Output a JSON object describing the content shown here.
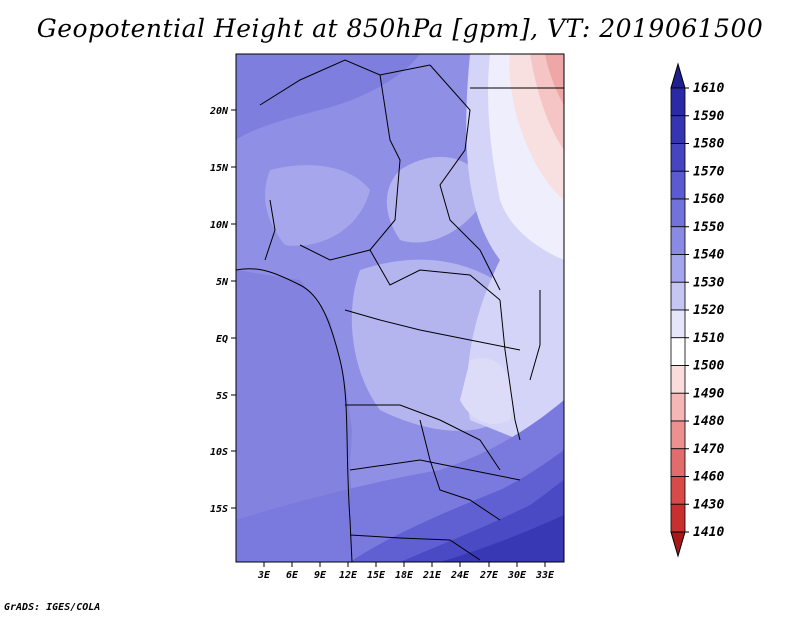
{
  "title": "Geopotential Height at 850hPa [gpm], VT: 2019061500",
  "credit": "GrADS: IGES/COLA",
  "map": {
    "lat_ticks": [
      "20N",
      "15N",
      "10N",
      "5N",
      "EQ",
      "5S",
      "10S",
      "15S"
    ],
    "lon_ticks": [
      "3E",
      "6E",
      "9E",
      "12E",
      "15E",
      "18E",
      "21E",
      "24E",
      "27E",
      "30E",
      "33E"
    ]
  },
  "colorbar": {
    "labels": [
      "1610",
      "1590",
      "1580",
      "1570",
      "1560",
      "1550",
      "1540",
      "1530",
      "1520",
      "1510",
      "1500",
      "1490",
      "1480",
      "1470",
      "1460",
      "1430",
      "1410"
    ],
    "colors": [
      "#1f1f8f",
      "#2a2aa6",
      "#3535b4",
      "#4545c2",
      "#5b5bd0",
      "#7272dc",
      "#8a8ae4",
      "#a6a6ec",
      "#c6c6f4",
      "#e6e6fb",
      "#ffffff",
      "#fbdcdc",
      "#f5b6b6",
      "#ec9090",
      "#e26c6c",
      "#d84a4a",
      "#c83030",
      "#a81818"
    ]
  }
}
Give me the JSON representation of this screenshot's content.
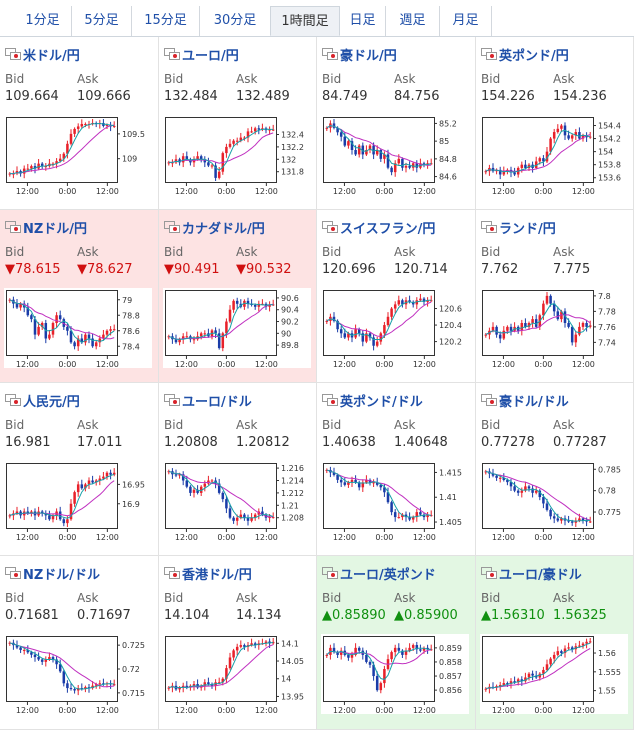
{
  "tabs": [
    "1分足",
    "5分足",
    "15分足",
    "30分足",
    "1時間足",
    "日足",
    "週足",
    "月足"
  ],
  "active_tab": "1時間足",
  "labels": {
    "bid": "Bid",
    "ask": "Ask"
  },
  "colors": {
    "up_candle": "#e8212a",
    "down_candle": "#1a3ca8",
    "ma_short": "#17a0a8",
    "ma_long": "#c030c0",
    "down_bg": "#fde3e3",
    "up_bg": "#e3f7e3",
    "link": "#1f4fa8"
  },
  "pairs": [
    {
      "name": "米ドル/円",
      "bid": "109.664",
      "ask": "109.666",
      "dir": "",
      "flag": "us-jp-flag-icon"
    },
    {
      "name": "ユーロ/円",
      "bid": "132.484",
      "ask": "132.489",
      "dir": "",
      "flag": "eu-jp-flag-icon"
    },
    {
      "name": "豪ドル/円",
      "bid": "84.749",
      "ask": "84.756",
      "dir": "",
      "flag": "au-jp-flag-icon"
    },
    {
      "name": "英ポンド/円",
      "bid": "154.226",
      "ask": "154.236",
      "dir": "",
      "flag": "gb-jp-flag-icon"
    },
    {
      "name": "NZドル/円",
      "bid": "▼78.615",
      "ask": "▼78.627",
      "dir": "down",
      "flag": "nz-jp-flag-icon"
    },
    {
      "name": "カナダドル/円",
      "bid": "▼90.491",
      "ask": "▼90.532",
      "dir": "down",
      "flag": "ca-jp-flag-icon"
    },
    {
      "name": "スイスフラン/円",
      "bid": "120.696",
      "ask": "120.714",
      "dir": "",
      "flag": "ch-jp-flag-icon"
    },
    {
      "name": "ランド/円",
      "bid": "7.762",
      "ask": "7.775",
      "dir": "",
      "flag": "za-jp-flag-icon"
    },
    {
      "name": "人民元/円",
      "bid": "16.981",
      "ask": "17.011",
      "dir": "",
      "flag": "cn-jp-flag-icon"
    },
    {
      "name": "ユーロ/ドル",
      "bid": "1.20808",
      "ask": "1.20812",
      "dir": "",
      "flag": "eu-us-flag-icon"
    },
    {
      "name": "英ポンド/ドル",
      "bid": "1.40638",
      "ask": "1.40648",
      "dir": "",
      "flag": "gb-us-flag-icon"
    },
    {
      "name": "豪ドル/ドル",
      "bid": "0.77278",
      "ask": "0.77287",
      "dir": "",
      "flag": "au-us-flag-icon"
    },
    {
      "name": "NZドル/ドル",
      "bid": "0.71681",
      "ask": "0.71697",
      "dir": "",
      "flag": "nz-us-flag-icon"
    },
    {
      "name": "香港ドル/円",
      "bid": "14.104",
      "ask": "14.134",
      "dir": "",
      "flag": "hk-jp-flag-icon"
    },
    {
      "name": "ユーロ/英ポンド",
      "bid": "▲0.85890",
      "ask": "▲0.85900",
      "dir": "up",
      "flag": "eu-gb-flag-icon"
    },
    {
      "name": "ユーロ/豪ドル",
      "bid": "▲1.56310",
      "ask": "1.56325",
      "dir": "up",
      "flag": "eu-au-flag-icon"
    }
  ],
  "chart_data": [
    {
      "type": "candlestick",
      "title": "米ドル/円",
      "x_ticks": [
        "12:00",
        "0:00",
        "12:00"
      ],
      "y_ticks": [
        "109.5",
        "109"
      ],
      "ylim": [
        108.55,
        109.8
      ],
      "closes": [
        108.7,
        108.7,
        108.75,
        108.7,
        108.8,
        108.8,
        108.85,
        108.8,
        108.9,
        108.85,
        108.85,
        108.9,
        108.9,
        108.95,
        109.0,
        109.1,
        109.3,
        109.5,
        109.6,
        109.65,
        109.7,
        109.7,
        109.7,
        109.72,
        109.7,
        109.72,
        109.66,
        109.68,
        109.65,
        109.66
      ]
    },
    {
      "type": "candlestick",
      "title": "ユーロ/円",
      "x_ticks": [
        "12:00",
        "0:00",
        "12:00"
      ],
      "y_ticks": [
        "132.4",
        "132.2",
        "132",
        "131.8"
      ],
      "ylim": [
        131.65,
        132.65
      ],
      "closes": [
        131.95,
        131.95,
        132.0,
        131.95,
        132.05,
        132.0,
        131.95,
        132.0,
        132.05,
        132.0,
        131.95,
        131.9,
        131.9,
        131.7,
        131.8,
        132.1,
        132.2,
        132.25,
        132.3,
        132.3,
        132.35,
        132.35,
        132.45,
        132.45,
        132.5,
        132.48,
        132.5,
        132.47,
        132.48,
        132.48
      ]
    },
    {
      "type": "candlestick",
      "title": "豪ドル/円",
      "x_ticks": [
        "12:00",
        "0:00",
        "12:00"
      ],
      "y_ticks": [
        "85.2",
        "85",
        "84.8",
        "84.6"
      ],
      "ylim": [
        84.55,
        85.25
      ],
      "closes": [
        85.15,
        85.2,
        85.15,
        85.1,
        85.05,
        84.95,
        85.0,
        84.9,
        84.85,
        84.95,
        84.85,
        84.9,
        84.95,
        84.85,
        84.9,
        84.8,
        84.85,
        84.7,
        84.65,
        84.75,
        84.8,
        84.7,
        84.72,
        84.7,
        84.75,
        84.7,
        84.75,
        84.74,
        84.75,
        84.75
      ]
    },
    {
      "type": "candlestick",
      "title": "英ポンド/円",
      "x_ticks": [
        "12:00",
        "0:00",
        "12:00"
      ],
      "y_ticks": [
        "154.4",
        "154.2",
        "154",
        "153.8",
        "153.6"
      ],
      "ylim": [
        153.55,
        154.5
      ],
      "closes": [
        153.7,
        153.75,
        153.7,
        153.72,
        153.65,
        153.7,
        153.72,
        153.68,
        153.65,
        153.75,
        153.8,
        153.75,
        153.8,
        153.75,
        153.85,
        153.9,
        153.85,
        154.0,
        154.2,
        154.3,
        154.35,
        154.4,
        154.25,
        154.2,
        154.25,
        154.3,
        154.2,
        154.25,
        154.22,
        154.23
      ]
    },
    {
      "type": "candlestick",
      "title": "NZドル/円",
      "x_ticks": [
        "12:00",
        "0:00",
        "12:00"
      ],
      "y_ticks": [
        "79",
        "78.8",
        "78.6",
        "78.4"
      ],
      "ylim": [
        78.3,
        79.1
      ],
      "closes": [
        79.0,
        78.95,
        78.9,
        78.95,
        78.9,
        78.8,
        78.75,
        78.55,
        78.65,
        78.7,
        78.5,
        78.55,
        78.7,
        78.8,
        78.75,
        78.65,
        78.6,
        78.45,
        78.4,
        78.5,
        78.45,
        78.55,
        78.5,
        78.4,
        78.45,
        78.5,
        78.55,
        78.6,
        78.62,
        78.62
      ]
    },
    {
      "type": "candlestick",
      "title": "カナダドル/円",
      "x_ticks": [
        "12:00",
        "0:00",
        "12:00"
      ],
      "y_ticks": [
        "90.6",
        "90.4",
        "90.2",
        "90",
        "89.8"
      ],
      "ylim": [
        89.65,
        90.7
      ],
      "closes": [
        89.95,
        89.9,
        89.85,
        89.9,
        89.95,
        89.95,
        89.9,
        89.9,
        89.95,
        90.0,
        90.0,
        89.95,
        90.05,
        90.0,
        89.75,
        90.0,
        90.2,
        90.4,
        90.55,
        90.5,
        90.45,
        90.55,
        90.5,
        90.48,
        90.45,
        90.5,
        90.5,
        90.45,
        90.49,
        90.49
      ]
    },
    {
      "type": "candlestick",
      "title": "スイスフラン/円",
      "x_ticks": [
        "12:00",
        "0:00",
        "12:00"
      ],
      "y_ticks": [
        "120.6",
        "120.4",
        "120.2"
      ],
      "ylim": [
        120.05,
        120.8
      ],
      "closes": [
        120.45,
        120.5,
        120.45,
        120.35,
        120.3,
        120.25,
        120.3,
        120.25,
        120.35,
        120.3,
        120.2,
        120.3,
        120.25,
        120.15,
        120.2,
        120.3,
        120.4,
        120.5,
        120.6,
        120.65,
        120.7,
        120.65,
        120.7,
        120.68,
        120.65,
        120.7,
        120.72,
        120.68,
        120.7,
        120.7
      ]
    },
    {
      "type": "candlestick",
      "title": "ランド/円",
      "x_ticks": [
        "12:00",
        "0:00",
        "12:00"
      ],
      "y_ticks": [
        "7.8",
        "7.78",
        "7.76",
        "7.74"
      ],
      "ylim": [
        7.725,
        7.805
      ],
      "closes": [
        7.75,
        7.755,
        7.76,
        7.75,
        7.745,
        7.755,
        7.76,
        7.755,
        7.76,
        7.755,
        7.765,
        7.76,
        7.765,
        7.77,
        7.76,
        7.775,
        7.79,
        7.8,
        7.79,
        7.78,
        7.77,
        7.78,
        7.765,
        7.76,
        7.74,
        7.75,
        7.76,
        7.765,
        7.76,
        7.762
      ]
    },
    {
      "type": "candlestick",
      "title": "人民元/円",
      "x_ticks": [
        "12:00",
        "0:00",
        "12:00"
      ],
      "y_ticks": [
        "16.95",
        "16.9"
      ],
      "ylim": [
        16.84,
        17.0
      ],
      "closes": [
        16.87,
        16.875,
        16.88,
        16.87,
        16.88,
        16.875,
        16.88,
        16.87,
        16.88,
        16.875,
        16.87,
        16.86,
        16.87,
        16.88,
        16.86,
        16.85,
        16.86,
        16.9,
        16.93,
        16.95,
        16.94,
        16.95,
        16.96,
        16.955,
        16.96,
        16.965,
        16.97,
        16.98,
        16.975,
        16.98
      ]
    },
    {
      "type": "candlestick",
      "title": "ユーロ/ドル",
      "x_ticks": [
        "12:00",
        "0:00",
        "12:00"
      ],
      "y_ticks": [
        "1.216",
        "1.214",
        "1.212",
        "1.21",
        "1.208"
      ],
      "ylim": [
        1.2065,
        1.2165
      ],
      "closes": [
        1.2155,
        1.215,
        1.2148,
        1.215,
        1.214,
        1.213,
        1.212,
        1.2125,
        1.212,
        1.213,
        1.2135,
        1.214,
        1.214,
        1.2135,
        1.212,
        1.211,
        1.2095,
        1.208,
        1.2075,
        1.208,
        1.2085,
        1.208,
        1.2075,
        1.208,
        1.2085,
        1.209,
        1.2085,
        1.208,
        1.2081,
        1.2081
      ]
    },
    {
      "type": "candlestick",
      "title": "英ポンド/ドル",
      "x_ticks": [
        "12:00",
        "0:00",
        "12:00"
      ],
      "y_ticks": [
        "1.415",
        "1.41",
        "1.405"
      ],
      "ylim": [
        1.404,
        1.4165
      ],
      "closes": [
        1.4155,
        1.415,
        1.4145,
        1.4135,
        1.413,
        1.4125,
        1.413,
        1.4135,
        1.413,
        1.412,
        1.413,
        1.4135,
        1.413,
        1.413,
        1.4125,
        1.412,
        1.411,
        1.409,
        1.407,
        1.406,
        1.406,
        1.4065,
        1.406,
        1.4055,
        1.406,
        1.407,
        1.4065,
        1.406,
        1.4064,
        1.4064
      ]
    },
    {
      "type": "candlestick",
      "title": "豪ドル/ドル",
      "x_ticks": [
        "12:00",
        "0:00",
        "12:00"
      ],
      "y_ticks": [
        "0.785",
        "0.78",
        "0.775"
      ],
      "ylim": [
        0.7715,
        0.786
      ],
      "closes": [
        0.7845,
        0.784,
        0.7835,
        0.783,
        0.783,
        0.7825,
        0.782,
        0.781,
        0.78,
        0.7795,
        0.78,
        0.781,
        0.7805,
        0.7795,
        0.78,
        0.7785,
        0.777,
        0.7755,
        0.774,
        0.7735,
        0.773,
        0.7735,
        0.773,
        0.7728,
        0.7725,
        0.773,
        0.7735,
        0.773,
        0.7728,
        0.7728
      ]
    },
    {
      "type": "candlestick",
      "title": "NZドル/ドル",
      "x_ticks": [
        "12:00",
        "0:00",
        "12:00"
      ],
      "y_ticks": [
        "0.725",
        "0.72",
        "0.715"
      ],
      "ylim": [
        0.7135,
        0.7265
      ],
      "closes": [
        0.7255,
        0.725,
        0.7245,
        0.724,
        0.724,
        0.7235,
        0.723,
        0.7225,
        0.722,
        0.7215,
        0.722,
        0.7225,
        0.722,
        0.721,
        0.7195,
        0.717,
        0.716,
        0.7158,
        0.7155,
        0.716,
        0.7158,
        0.7162,
        0.716,
        0.7165,
        0.7168,
        0.717,
        0.7168,
        0.717,
        0.7168,
        0.7168
      ]
    },
    {
      "type": "candlestick",
      "title": "香港ドル/円",
      "x_ticks": [
        "12:00",
        "0:00",
        "12:00"
      ],
      "y_ticks": [
        "14.1",
        "14.05",
        "14",
        "13.95"
      ],
      "ylim": [
        13.94,
        14.115
      ],
      "closes": [
        13.975,
        13.98,
        13.97,
        13.975,
        13.98,
        13.975,
        13.98,
        13.985,
        13.975,
        13.98,
        13.99,
        13.985,
        13.98,
        13.99,
        13.99,
        14.0,
        14.03,
        14.06,
        14.08,
        14.09,
        14.095,
        14.09,
        14.095,
        14.1,
        14.095,
        14.1,
        14.1,
        14.105,
        14.1,
        14.104
      ]
    },
    {
      "type": "candlestick",
      "title": "ユーロ/英ポンド",
      "x_ticks": [
        "12:00",
        "0:00",
        "12:00"
      ],
      "y_ticks": [
        "0.859",
        "0.858",
        "0.857",
        "0.856"
      ],
      "ylim": [
        0.8553,
        0.8597
      ],
      "closes": [
        0.8585,
        0.859,
        0.8587,
        0.8585,
        0.8588,
        0.8585,
        0.8583,
        0.8585,
        0.859,
        0.8588,
        0.8585,
        0.858,
        0.8578,
        0.857,
        0.856,
        0.8565,
        0.8575,
        0.8582,
        0.8587,
        0.859,
        0.8588,
        0.8585,
        0.8588,
        0.859,
        0.8592,
        0.8589,
        0.8588,
        0.859,
        0.8589,
        0.8589
      ]
    },
    {
      "type": "candlestick",
      "title": "ユーロ/豪ドル",
      "x_ticks": [
        "12:00",
        "0:00",
        "12:00"
      ],
      "y_ticks": [
        "1.56",
        "1.555",
        "1.55"
      ],
      "ylim": [
        1.5475,
        1.564
      ],
      "closes": [
        1.5505,
        1.551,
        1.5508,
        1.5512,
        1.5515,
        1.552,
        1.5518,
        1.5525,
        1.5522,
        1.553,
        1.5525,
        1.5535,
        1.5545,
        1.554,
        1.5535,
        1.5545,
        1.5555,
        1.557,
        1.5585,
        1.5595,
        1.5605,
        1.56,
        1.5612,
        1.5615,
        1.561,
        1.5618,
        1.562,
        1.5625,
        1.563,
        1.5631
      ]
    }
  ]
}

§ **What is asked**
Scan the material above. Extract every line in which the word "content" occurs.

§ **Solution to this exercise**
Output a JSON object describing the content shown here.
Give me the JSON representation of this screenshot's content.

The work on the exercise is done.